(Stored entries)
* Start *

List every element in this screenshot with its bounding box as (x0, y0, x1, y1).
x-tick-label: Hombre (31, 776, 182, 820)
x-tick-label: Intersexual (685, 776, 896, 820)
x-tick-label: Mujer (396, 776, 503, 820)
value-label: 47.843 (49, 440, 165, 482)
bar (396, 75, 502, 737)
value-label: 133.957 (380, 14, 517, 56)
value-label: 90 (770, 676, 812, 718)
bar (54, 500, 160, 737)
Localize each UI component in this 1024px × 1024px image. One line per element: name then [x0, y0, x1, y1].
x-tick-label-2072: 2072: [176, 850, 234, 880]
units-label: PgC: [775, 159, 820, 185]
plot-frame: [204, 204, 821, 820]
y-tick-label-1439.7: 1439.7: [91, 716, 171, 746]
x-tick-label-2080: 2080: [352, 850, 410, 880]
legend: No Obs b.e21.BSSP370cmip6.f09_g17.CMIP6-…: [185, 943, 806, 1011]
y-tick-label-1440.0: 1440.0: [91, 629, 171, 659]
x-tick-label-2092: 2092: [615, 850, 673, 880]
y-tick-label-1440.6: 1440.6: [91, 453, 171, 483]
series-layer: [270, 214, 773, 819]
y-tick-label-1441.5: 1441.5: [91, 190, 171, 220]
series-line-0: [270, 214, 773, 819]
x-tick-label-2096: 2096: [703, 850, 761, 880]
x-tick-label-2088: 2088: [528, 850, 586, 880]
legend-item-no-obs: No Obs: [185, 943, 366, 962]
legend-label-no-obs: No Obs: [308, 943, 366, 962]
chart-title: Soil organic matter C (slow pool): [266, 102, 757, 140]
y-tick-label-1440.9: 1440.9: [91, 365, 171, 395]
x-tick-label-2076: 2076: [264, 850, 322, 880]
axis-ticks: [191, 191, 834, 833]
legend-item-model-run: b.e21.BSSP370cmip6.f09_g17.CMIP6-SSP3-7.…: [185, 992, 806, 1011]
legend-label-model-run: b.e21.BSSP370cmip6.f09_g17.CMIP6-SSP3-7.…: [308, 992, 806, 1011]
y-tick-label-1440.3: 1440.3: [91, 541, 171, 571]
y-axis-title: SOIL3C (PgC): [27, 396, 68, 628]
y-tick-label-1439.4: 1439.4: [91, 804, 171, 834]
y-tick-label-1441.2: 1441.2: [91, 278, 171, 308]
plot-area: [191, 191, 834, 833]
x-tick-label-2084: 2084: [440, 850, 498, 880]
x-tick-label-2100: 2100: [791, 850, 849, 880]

* End *

▶ **Goal**
Please print every line of the material above again, character for character, without any changes.

▶ **Exercise output**
List every element in this screenshot with its bounding box as (x0, y0, x1, y1).
x-tick-label: Hombre (31, 776, 182, 820)
x-tick-label: Intersexual (685, 776, 896, 820)
x-tick-label: Mujer (396, 776, 503, 820)
value-label: 47.843 (49, 440, 165, 482)
bar (396, 75, 502, 737)
value-label: 133.957 (380, 14, 517, 56)
value-label: 90 (770, 676, 812, 718)
bar (54, 500, 160, 737)
Localize each UI component in this 1024px × 1024px image. One line per element: name then [x0, y0, x1, y1].
x-tick-label-2072: 2072: [176, 850, 234, 880]
units-label: PgC: [775, 159, 820, 185]
plot-frame: [204, 204, 821, 820]
y-tick-label-1439.7: 1439.7: [91, 716, 171, 746]
x-tick-label-2080: 2080: [352, 850, 410, 880]
legend: No Obs b.e21.BSSP370cmip6.f09_g17.CMIP6-…: [185, 943, 806, 1011]
y-tick-label-1440.0: 1440.0: [91, 629, 171, 659]
x-tick-label-2092: 2092: [615, 850, 673, 880]
y-tick-label-1440.6: 1440.6: [91, 453, 171, 483]
series-layer: [270, 214, 773, 819]
y-tick-label-1441.5: 1441.5: [91, 190, 171, 220]
series-line-0: [270, 214, 773, 819]
x-tick-label-2096: 2096: [703, 850, 761, 880]
x-tick-label-2088: 2088: [528, 850, 586, 880]
legend-item-no-obs: No Obs: [185, 943, 366, 962]
legend-label-no-obs: No Obs: [308, 943, 366, 962]
chart-title: Soil organic matter C (slow pool): [266, 102, 757, 140]
y-tick-label-1440.9: 1440.9: [91, 365, 171, 395]
x-tick-label-2076: 2076: [264, 850, 322, 880]
axis-ticks: [191, 191, 834, 833]
legend-item-model-run: b.e21.BSSP370cmip6.f09_g17.CMIP6-SSP3-7.…: [185, 992, 806, 1011]
legend-label-model-run: b.e21.BSSP370cmip6.f09_g17.CMIP6-SSP3-7.…: [308, 992, 806, 1011]
y-tick-label-1440.3: 1440.3: [91, 541, 171, 571]
y-axis-title: SOIL3C (PgC): [27, 396, 68, 628]
y-tick-label-1439.4: 1439.4: [91, 804, 171, 834]
y-tick-label-1441.2: 1441.2: [91, 278, 171, 308]
plot-area: [191, 191, 834, 833]
x-tick-label-2084: 2084: [440, 850, 498, 880]
x-tick-label-2100: 2100: [791, 850, 849, 880]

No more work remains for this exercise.